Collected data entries
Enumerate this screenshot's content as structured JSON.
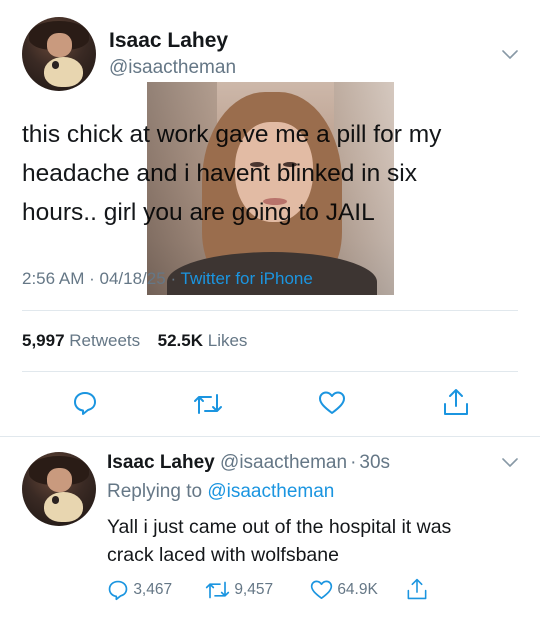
{
  "tweet": {
    "author_name": "Isaac Lahey",
    "author_handle": "@isaactheman",
    "text": "this chick at work gave me a pill for my\nheadache and i havent blinked in six\nhours.. girl you are going to JAIL",
    "time": "2:56 AM",
    "date": "04/18/25",
    "source": "Twitter for iPhone",
    "separator": "·",
    "retweet_count": "5,997",
    "retweet_label": "Retweets",
    "like_count": "52.5K",
    "like_label": "Likes"
  },
  "reply": {
    "author_name": "Isaac Lahey",
    "author_handle": "@isaactheman",
    "age": "30s",
    "separator": "·",
    "replying_label": "Replying to",
    "replying_handle": "@isaactheman",
    "text": "Yall i just came out of the hospital it was\ncrack laced with wolfsbane",
    "reply_count": "3,467",
    "retweet_count": "9,457",
    "like_count": "64.9K"
  },
  "colors": {
    "text": "#14171a",
    "muted": "#657786",
    "accent": "#1b95e0",
    "divider": "#e1e8ed"
  },
  "icons": {
    "reply": "reply-icon",
    "retweet": "retweet-icon",
    "like": "heart-icon",
    "share": "share-icon",
    "menu": "chevron-down-icon"
  }
}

• AIM OF THE EXERCISE: Transcribe the whole listing exactly. Pictures are excluded.

• ANSWER TO THE TASK:
Enumerate this screenshot's content as structured JSON.
{
  "tweet": {
    "author_name": "Isaac Lahey",
    "author_handle": "@isaactheman",
    "text": "this chick at work gave me a pill for my\nheadache and i havent blinked in six\nhours.. girl you are going to JAIL",
    "time": "2:56 AM",
    "date": "04/18/25",
    "source": "Twitter for iPhone",
    "separator": "·",
    "retweet_count": "5,997",
    "retweet_label": "Retweets",
    "like_count": "52.5K",
    "like_label": "Likes"
  },
  "reply": {
    "author_name": "Isaac Lahey",
    "author_handle": "@isaactheman",
    "age": "30s",
    "separator": "·",
    "replying_label": "Replying to",
    "replying_handle": "@isaactheman",
    "text": "Yall i just came out of the hospital it was\ncrack laced with wolfsbane",
    "reply_count": "3,467",
    "retweet_count": "9,457",
    "like_count": "64.9K"
  },
  "colors": {
    "text": "#14171a",
    "muted": "#657786",
    "accent": "#1b95e0",
    "divider": "#e1e8ed"
  },
  "icons": {
    "reply": "reply-icon",
    "retweet": "retweet-icon",
    "like": "heart-icon",
    "share": "share-icon",
    "menu": "chevron-down-icon"
  }
}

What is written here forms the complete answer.